-- start MATERIAL TO PROCESS --

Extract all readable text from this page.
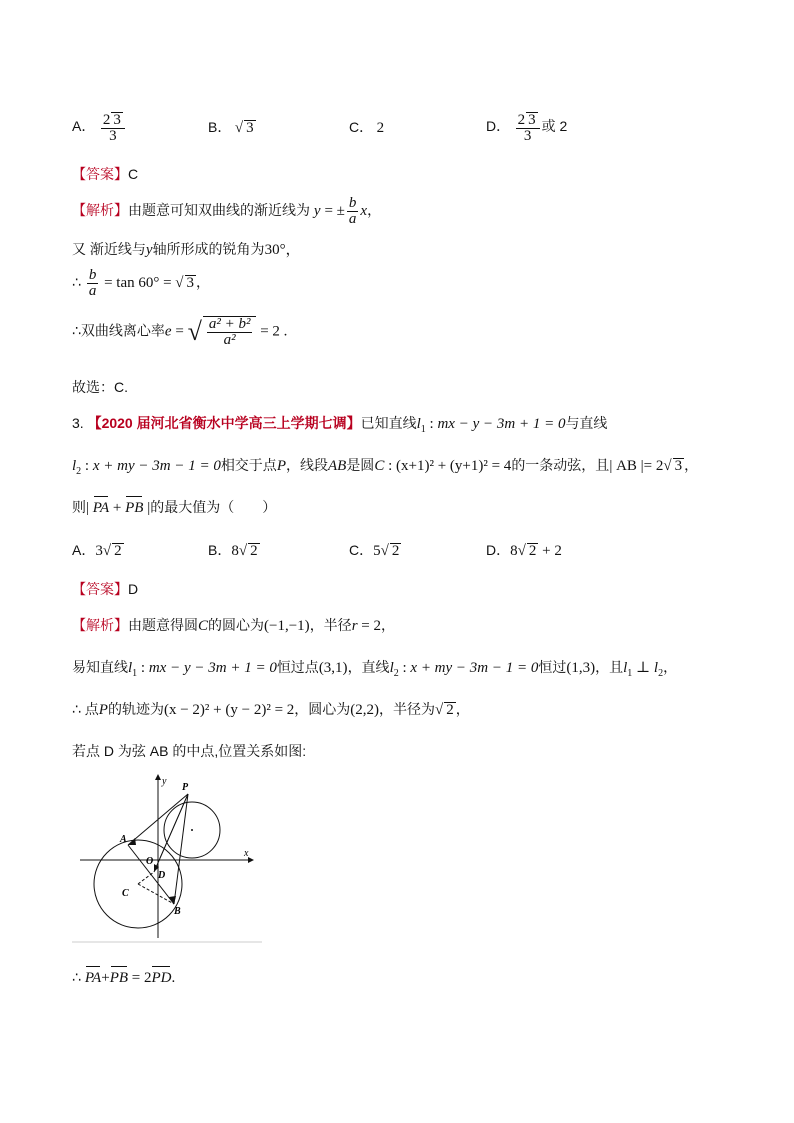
A． $\frac{2 3}{3}$	B． √ 3	C． 2	D． $\frac{2 3}{3}$ 或 2
【答案】C
【解析】由题意可知双曲线的渐近线为 y = ± $\frac{b}{a}$ x，
又 渐近线与y轴所形成的锐角为30°，
∴ $\frac{b}{a} = \tan 60^\circ$ = √ 3 ，
∴双曲线离心率e = √ $\frac{\text{a² + b²}}{\text{a²}} = 2$ .
故选：C.
3. 【2020 届河北省衡水中学高三上学期七调】已知直线$l_1$ : mx − y − 3m + 1 = 0与直线
$l_2$ : x + my − 3m − 1 = 0相交于点P，线段AB是圆C : (x+1)² + (y+1)² = 4的一条动弦，且| AB |= 2√ 3 ，
则| PA + PB |的最大值为（　　）
A．3√ 2	B．8√ 2	C．5√ 2	D．8√ 2 + 2
【答案】D
【解析】由题意得圆C的圆心为(−1,−1)，半径r = 2，
易知直线$l_1$ : mx − y − 3m + 1 = 0恒过点(3,1)，直线$l_2$ : x + my − 3m − 1 = 0恒过(1,3)，且$l_1$ ⊥ $l_2$，
∴ 点P的轨迹为(x − 2)² + (y − 2)² = 2，圆心为(2,2)，半径为√ 2 ，
若点 D 为弦 AB 的中点,位置关系如图:
P
A
O
D
C
B
x
y
∴ PA+PB = 2PD.
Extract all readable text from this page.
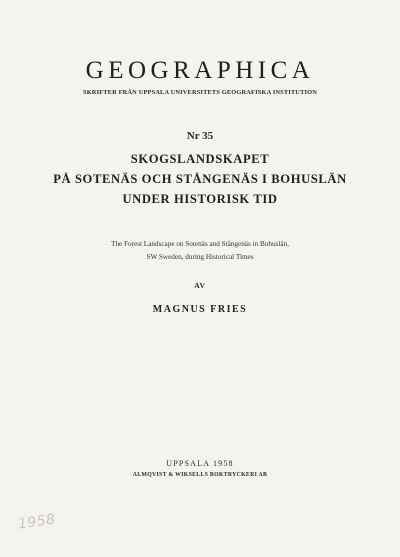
GEOGRAPHICA
SKRIFTER FRÅN UPPSALA UNIVERSITETS GEOGRAFISKA INSTITUTION
Nr 35
SKOGSLANDSKAPET
PÅ SOTENÄS OCH STÅNGENÄS I BOHUSLÄN
UNDER HISTORISK TID
The Forest Landscape on Sotenäs and Stångenäs in Bohuslän,
SW Sweden, during Historical Times
AV
MAGNUS FRIES
UPPSALA 1958
ALMQVIST & WIKSELLS BOKTRYCKERI AB
1958
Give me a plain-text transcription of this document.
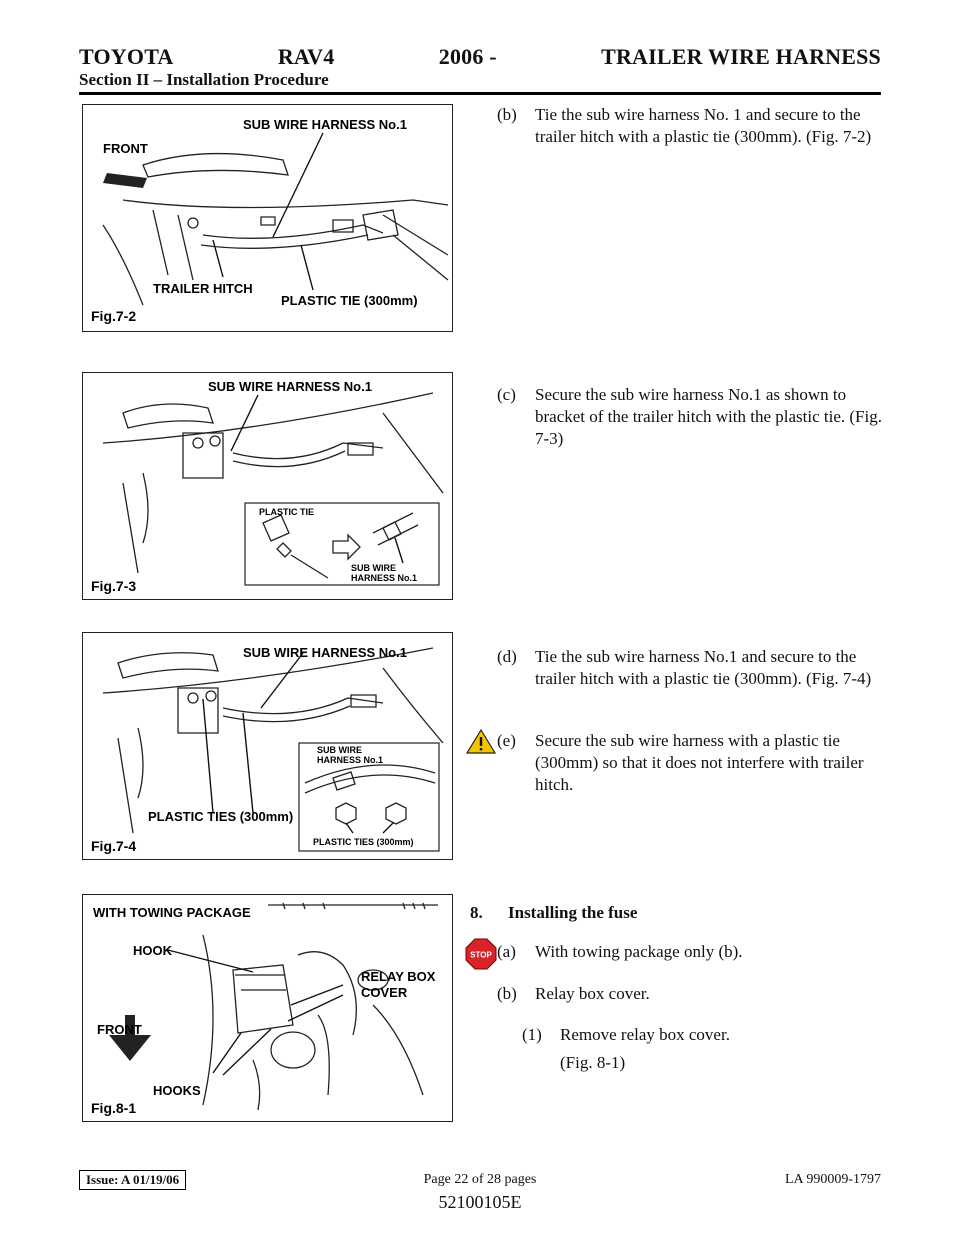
TOYOTA	RAV4	2006 -	TRAILER WIRE HARNESS
Section II – Installation Procedure
SUB WIRE HARNESS No.1
FRONT
TRAILER HITCH
PLASTIC TIE (300mm)
Fig.7-2
SUB WIRE HARNESS No.1
PLASTIC TIE
SUB WIRE
HARNESS No.1
Fig.7-3
SUB WIRE HARNESS No.1
SUB WIRE
HARNESS No.1
PLASTIC TIES (300mm)
PLASTIC TIES (300mm)
Fig.7-4
WITH TOWING PACKAGE
HOOK
RELAY BOX
COVER
FRONT
HOOKS
Fig.8-1
(b)	Tie the sub wire harness No. 1 and secure to the trailer hitch with a plastic tie (300mm). (Fig. 7-2)
(c)	Secure the sub wire harness No.1 as shown to bracket of the trailer hitch with the plastic tie. (Fig. 7-3)
(d)	Tie the sub wire harness No.1 and secure to the trailer hitch with a plastic tie (300mm). (Fig. 7-4)
(e)	Secure the sub wire harness with a plastic tie (300mm) so that it does not interfere with trailer hitch.
8.	Installing the fuse
STOP (a)	With towing package only (b).
(b)	Relay box cover.
(1)	Remove relay box cover.
(Fig. 8-1)
Issue: A 01/19/06	Page 22 of 28 pages	LA 990009-1797
52100105E
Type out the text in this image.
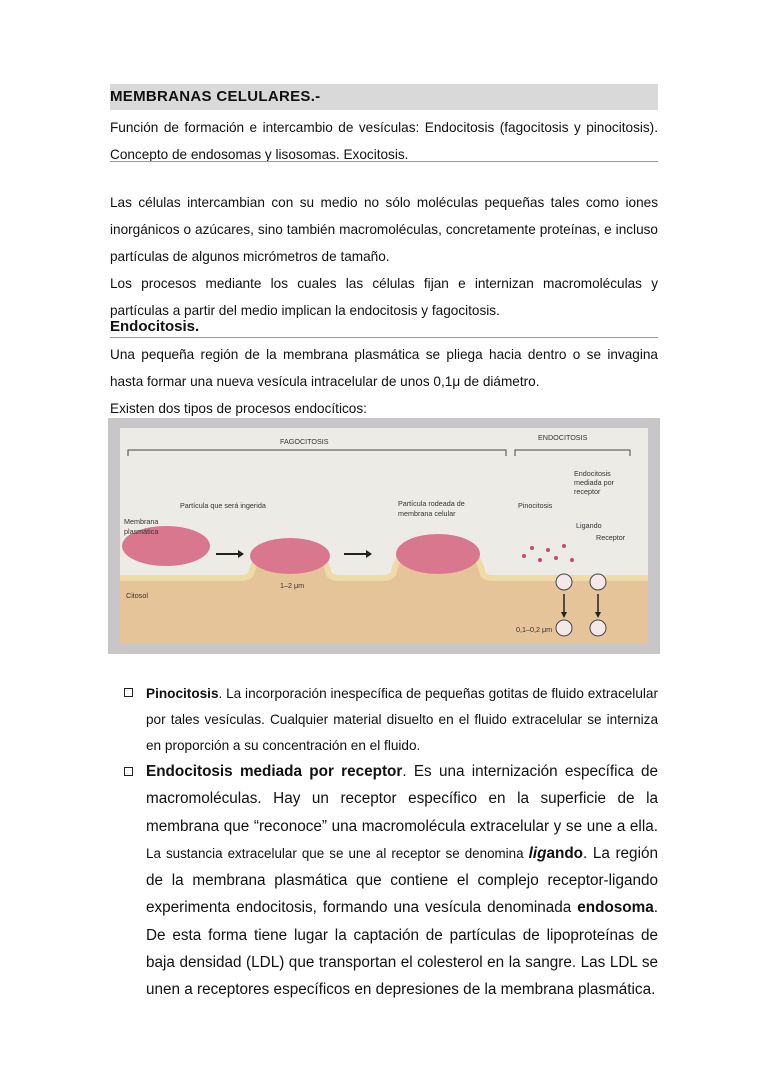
MEMBRANAS CELULARES.-
Función de formación e intercambio de vesículas: Endocitosis (fagocitosis y pinocitosis). Concepto de endosomas y lisosomas. Exocitosis.
Las células intercambian con su medio no sólo moléculas pequeñas tales como iones inorgánicos o azúcares, sino también macromoléculas, concretamente proteínas, e incluso partículas de algunos micrómetros de tamaño.
Los procesos mediante los cuales las células fijan e internizan macromoléculas y partículas a partir del medio implican la endocitosis y fagocitosis.
Endocitosis.
Una pequeña región de la membrana plasmática se pliega hacia dentro o se invagina hasta formar una nueva vesícula intracelular de unos 0,1μ de diámetro.
Existen dos tipos de procesos endocíticos:
FAGOCITOSIS	ENDOCITOSIS
Partícula que será ingerida	Partícula rodeada de
membrana celular
Membrana
plasmática
Pinocitosis
Endocitosis
mediada por
receptor
Ligando
Receptor
Citosol
1–2 μm
0,1–0,2 μm
Pinocitosis. La incorporación inespecífica de pequeñas gotitas de fluido extracelular por tales vesículas. Cualquier material disuelto en el fluido extracelular se interniza en proporción a su concentración en el fluido.
Endocitosis mediada por receptor. Es una internización específica de macromoléculas. Hay un receptor específico en la superficie de la membrana que “reconoce” una macromolécula extracelular y se une a ella. La sustancia extracelular que se une al receptor se denomina ligando. La región de la membrana plasmática que contiene el complejo receptor-ligando experimenta endocitosis, formando una vesícula denominada endosoma. De esta forma tiene lugar la captación de partículas de lipoproteínas de baja densidad (LDL) que transportan el colesterol en la sangre. Las LDL se unen a receptores específicos en depresiones de la membrana plasmática.
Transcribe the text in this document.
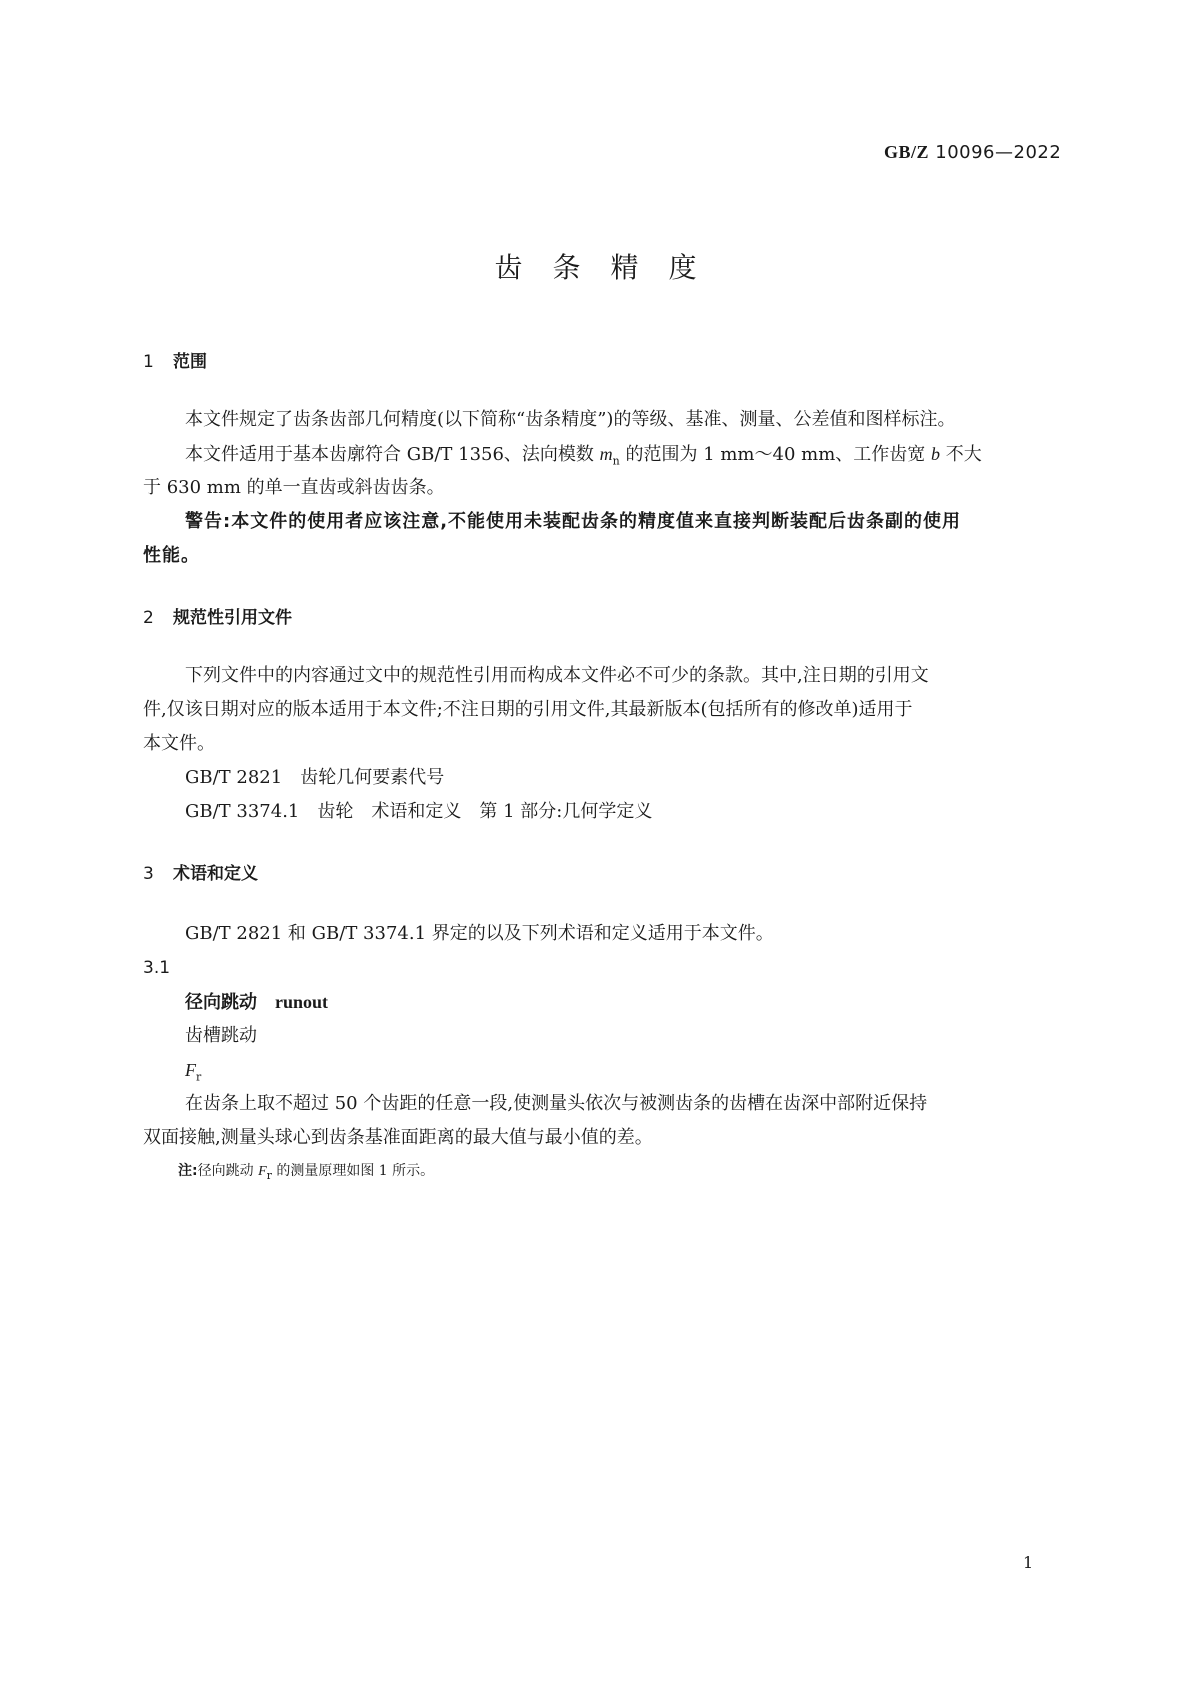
GB/Z 10096—2022
齿条精度
1 范围
本文件规定了齿条齿部几何精度(以下简称“齿条精度”)的等级、基准、测量、公差值和图样标注。
本文件适用于基本齿廓符合 GB/T 1356、法向模数 $m_n$ 的范围为 1 mm～40 mm、工作齿宽 b 不大
于 630 mm 的单一直齿或斜齿齿条。
警告:本文件的使用者应该注意,不能使用未装配齿条的精度值来直接判断装配后齿条副的使用
性能。
2 规范性引用文件
下列文件中的内容通过文中的规范性引用而构成本文件必不可少的条款。其中,注日期的引用文
件,仅该日期对应的版本适用于本文件;不注日期的引用文件,其最新版本(包括所有的修改单)适用于
本文件。
GB/T 2821　齿轮几何要素代号
GB/T 3374.1　齿轮　术语和定义　第 1 部分:几何学定义
3 术语和定义
GB/T 2821 和 GB/T 3374.1 界定的以及下列术语和定义适用于本文件。
3.1
径向跳动 runout
齿槽跳动
$F_r$
在齿条上取不超过 50 个齿距的任意一段,使测量头依次与被测齿条的齿槽在齿深中部附近保持
双面接触,测量头球心到齿条基准面距离的最大值与最小值的差。
注:径向跳动 $F_r$ 的测量原理如图 1 所示。
1
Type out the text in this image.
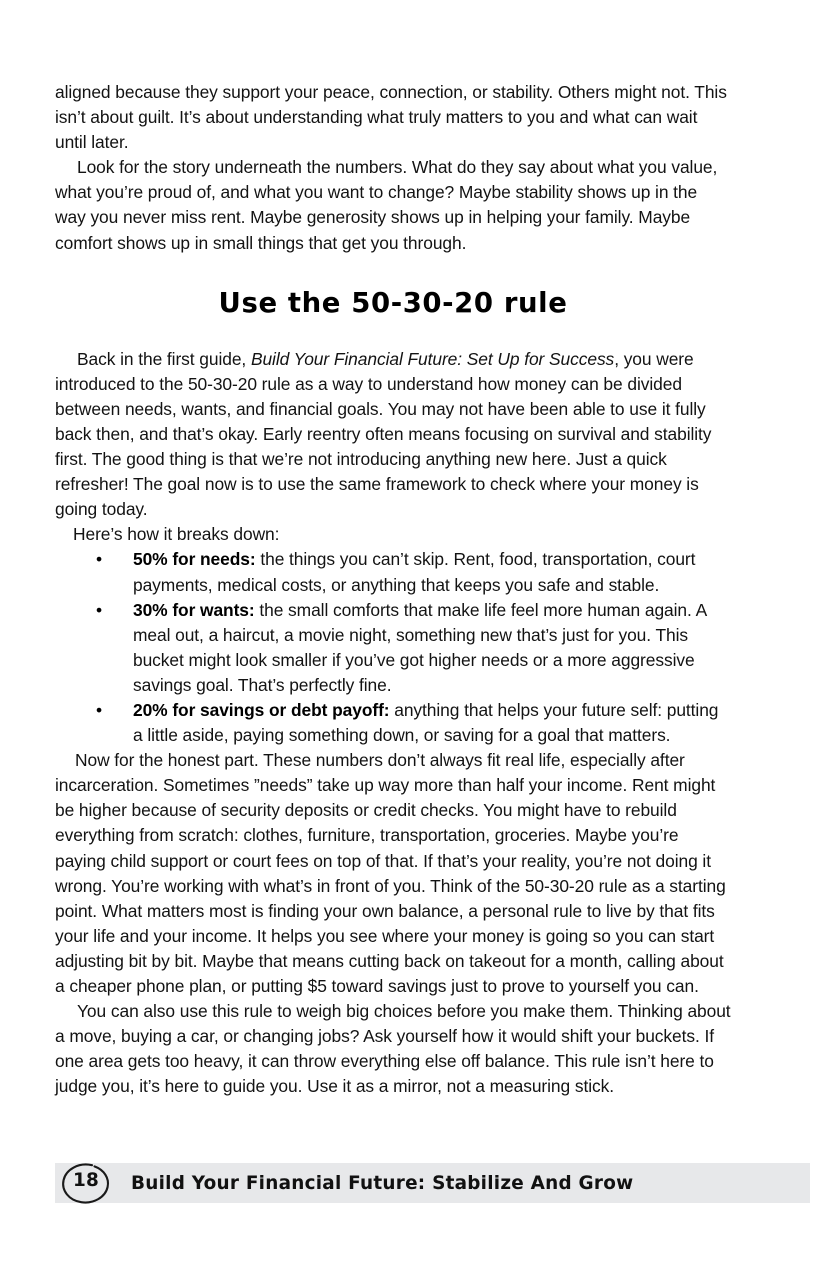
aligned because they support your peace, connection, or stability. Others might not. This isn’t about guilt. It’s about understanding what truly matters to you and what can wait until later.

Look for the story underneath the numbers. What do they say about what you value, what you’re proud of, and what you want to change? Maybe stability shows up in the way you never miss rent. Maybe generosity shows up in helping your family. Maybe comfort shows up in small things that get you through.

Use the 50-30-20 rule

Back in the first guide, Build Your Financial Future: Set Up for Success, you were introduced to the 50-30-20 rule as a way to understand how money can be divided between needs, wants, and financial goals. You may not have been able to use it fully back then, and that’s okay. Early reentry often means focusing on survival and stability first. The good thing is that we’re not introducing anything new here. Just a quick refresher! The goal now is to use the same framework to check where your money is going today.

Here’s how it breaks down:

• 50% for needs: the things you can’t skip. Rent, food, transportation, court payments, medical costs, or anything that keeps you safe and stable.
• 30% for wants: the small comforts that make life feel more human again. A meal out, a haircut, a movie night, something new that’s just for you. This bucket might look smaller if you’ve got higher needs or a more aggressive savings goal. That’s perfectly fine.
• 20% for savings or debt payoff: anything that helps your future self: putting a little aside, paying something down, or saving for a goal that matters.

Now for the honest part. These numbers don’t always fit real life, especially after incarceration. Sometimes ”needs” take up way more than half your income. Rent might be higher because of security deposits or credit checks. You might have to rebuild everything from scratch: clothes, furniture, transportation, groceries. Maybe you’re paying child support or court fees on top of that. If that’s your reality, you’re not doing it wrong. You’re working with what’s in front of you. Think of the 50-30-20 rule as a starting point. What matters most is finding your own balance, a personal rule to live by that fits your life and your income. It helps you see where your money is going so you can start adjusting bit by bit. Maybe that means cutting back on takeout for a month, calling about a cheaper phone plan, or putting $5 toward savings just to prove to yourself you can.

You can also use this rule to weigh big choices before you make them. Thinking about a move, buying a car, or changing jobs? Ask yourself how it would shift your buckets. If one area gets too heavy, it can throw everything else off balance. This rule isn’t here to judge you, it’s here to guide you. Use it as a mirror, not a measuring stick.

Build Your Financial Future: Stabilize And Grow
18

-- end MATERIAL TO PROCESS --

## TASK TO COMPLETE
In the records, locate each line holding the string "guide" and copy it.

## SOLUTION FOR THIS PROBLEM
Back in the first guide, Build Your Financial Future: Set Up for Success, you were introduced to the 50-30-20 rule as a way to understand how money can be divided between needs, wants, and financial goals. You may not have been able to use it fully back then, and that’s okay. Early reentry often means focusing on survival and stability first. The good thing is that we’re not introducing anything new here. Just a quick refresher! The goal now is to use the same framework to check where your money is going today.
You can also use this rule to weigh big choices before you make them. Thinking about a move, buying a car, or changing jobs? Ask yourself how it would shift your buckets. If one area gets too heavy, it can throw everything else off balance. This rule isn’t here to judge you, it’s here to guide you. Use it as a mirror, not a measuring stick.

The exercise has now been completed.